PAGE EXCERPT START

Some bankers balked at being stereotyped, but they acknowledge that a heavy dose of mortgages demands an explanation.

"We're an outlier," said Bernard Clineburg, the chairman and CEO of the $3.2 billion-asset Cardinal Financial in McLean, Va.

Clineburg called Cardinal's price-to-earnings multiple of 14.53 "pretty high." He also noted that his bank operates in the Washington metropolitan area, a strong banking market that has four of the top 10 wealthiest counties in the nation.

"We're competitive with other banks that don't have mortgage banking operations," Clineburg said. "The mortgage bank has had great years and not so great years but over a period of time it produces earnings that are a great capital add."

Some banks with core mortgage divisions have worked hard to overcome the label of being too heavily associated with mortgages. The $19.7 billion-asset EverBank in Jacksonville, Fla., bought a large commercial finance company and an equipment-leasing firm in 2010 and shuttered its wholesale-lending business last year.

Scott Verlander, the vice president of corporate development and investor relations, called EverBank "intentionally larger and more diversified." It now derives 55% of revenue from residential loans, compared with 75% before the downturn and various acquisitions.

"You have to appreciate some of the nuances," Verlandersaid. "We're in top wealth markets…targeting a jumbo-purchase customer. … A lot of these guys that are churning and burning tend to get the lower multiple because you have to continuously refill the bucket."

Mark Mason, the CEO of the $3.1 billion-asset HomeStreet Bank, in Seattle, said some banks are getting lower stock valuations because of overcapacity and the dramatic drop in mortgage volume this year. Investors do not have confidence in the future profitability of mortgages until such issues are worked out.

"Margins have been squeezed as lenders have lowered their profit margins to attract and maintain loan volume," Mason said. "All of this is in the face of ever-increasing compliance and investor requirements to improve loan quality, both of which are going in the wrong direction from a profitability standpoint."

HomeStreet sought to grow during the downturn, pushing into California at a time when the largest banks had no choice but to lay off employees and streamline operations, he said. Many lenders found it hard to make money on mortgages in the third and fourth quarters of last year, and in the first quarter of this year, he said.

"The market shrank faster and farther than everyone generally expected," he added. Even the rebound in the second quarter "wasn't as large as we expected."

Schwartz and other bankers are also blaming an accounting rule from 2007 that treats mortgage rate-lock commitments as derivative assets that get recorded at fair value.

It now is hitting banks at a vulnerable time, when there is a downward trend in overall loan volume. Home purchases typically slow in the winter, particularly in the Northeast, when banks may close half as many loans as in the summer months.

"It hits you when it hurts you the most," said Schwartz, adding that banks differ in how they apply the accounting standard.

Schwartz described the accounting treatment like a hill; when rate-lock commitments are positive, "you're adding revenue that's not real but will be real in the future, and when volume declines, you take paper losses."

During the transition to a home purchase cycle, when refinances have run their course and volume slows, banks take a hit to future earnings.

"It creates volatile earnings so mortgages are love or hate depending on the year," Schwartz said.

Brian Koss, a managing partner at Mortgage Network Inc., a Winchester, Mass., mortgage bank, recalls working at Dime Savings Bank years ago when mortgage lending made up 60% of earnings. The mortgage business was growing faster than deposits, which caused "agitas" for bankers, he said. Dime got sold in 2002 to the Seattle thrift Washington Mutual, another big mortgage contender that in 2008 became the largest bank failure in American history.

"Back then everyone knew that if you became top-heavy in mortgages it would kill your stock price because investors think of you as a mortgage company and not a bank," Koss said. "It will be a long time before anyone is proud to say they have a lot of mortgages."

PAGE EXCERPT END

Summarize the excerpt on banks with heavy mortgage businesses in three sentences.

RAW DATA START

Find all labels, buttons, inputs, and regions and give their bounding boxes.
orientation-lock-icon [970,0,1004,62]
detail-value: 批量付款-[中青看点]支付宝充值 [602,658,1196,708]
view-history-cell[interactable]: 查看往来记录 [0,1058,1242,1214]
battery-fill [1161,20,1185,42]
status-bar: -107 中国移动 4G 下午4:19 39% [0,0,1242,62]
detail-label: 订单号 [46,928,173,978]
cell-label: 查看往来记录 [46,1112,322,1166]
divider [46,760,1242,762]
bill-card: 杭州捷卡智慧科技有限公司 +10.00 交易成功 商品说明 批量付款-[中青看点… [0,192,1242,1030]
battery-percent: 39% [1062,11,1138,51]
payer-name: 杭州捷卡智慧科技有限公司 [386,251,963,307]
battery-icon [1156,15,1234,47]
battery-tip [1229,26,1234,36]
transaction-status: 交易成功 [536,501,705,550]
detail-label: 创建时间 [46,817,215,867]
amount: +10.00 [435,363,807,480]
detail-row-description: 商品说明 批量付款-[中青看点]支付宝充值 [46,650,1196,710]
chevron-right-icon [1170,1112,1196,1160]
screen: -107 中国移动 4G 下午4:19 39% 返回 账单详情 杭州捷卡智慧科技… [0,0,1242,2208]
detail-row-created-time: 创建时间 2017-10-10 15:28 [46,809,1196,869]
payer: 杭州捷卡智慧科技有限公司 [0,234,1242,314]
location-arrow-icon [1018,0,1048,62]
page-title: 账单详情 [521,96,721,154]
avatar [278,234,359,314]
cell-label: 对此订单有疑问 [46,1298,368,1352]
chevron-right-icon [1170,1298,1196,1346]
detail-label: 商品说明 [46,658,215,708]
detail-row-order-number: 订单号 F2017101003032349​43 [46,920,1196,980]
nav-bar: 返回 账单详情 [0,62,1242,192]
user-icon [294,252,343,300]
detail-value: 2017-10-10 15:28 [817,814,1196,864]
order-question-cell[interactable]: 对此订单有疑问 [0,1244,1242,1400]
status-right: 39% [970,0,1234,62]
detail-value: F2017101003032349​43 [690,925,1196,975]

RAW DATA END

SOLUTION TO THIS PROBLEM — Bankers whose institutions rely heavily on mortgages acknowledge that this concentration demands an explanation, and some, such as EverBank, have diversified to reduce their dependence on residential lending. HomeStreet Bank's CEO attributes lower stock valuations to overcapacity, a dramatic drop in mortgage volume and squeezed margins, while Schwartz and other bankers also blame a 2007 accounting rule that records mortgage rate-lock commitments at fair value and produces volatile earnings. A managing partner at Mortgage Network Inc. recalls that becoming top-heavy in mortgages once hurt a bank's stock price and predicts that it will be a long time before anyone is proud to hold a lot of mortgages.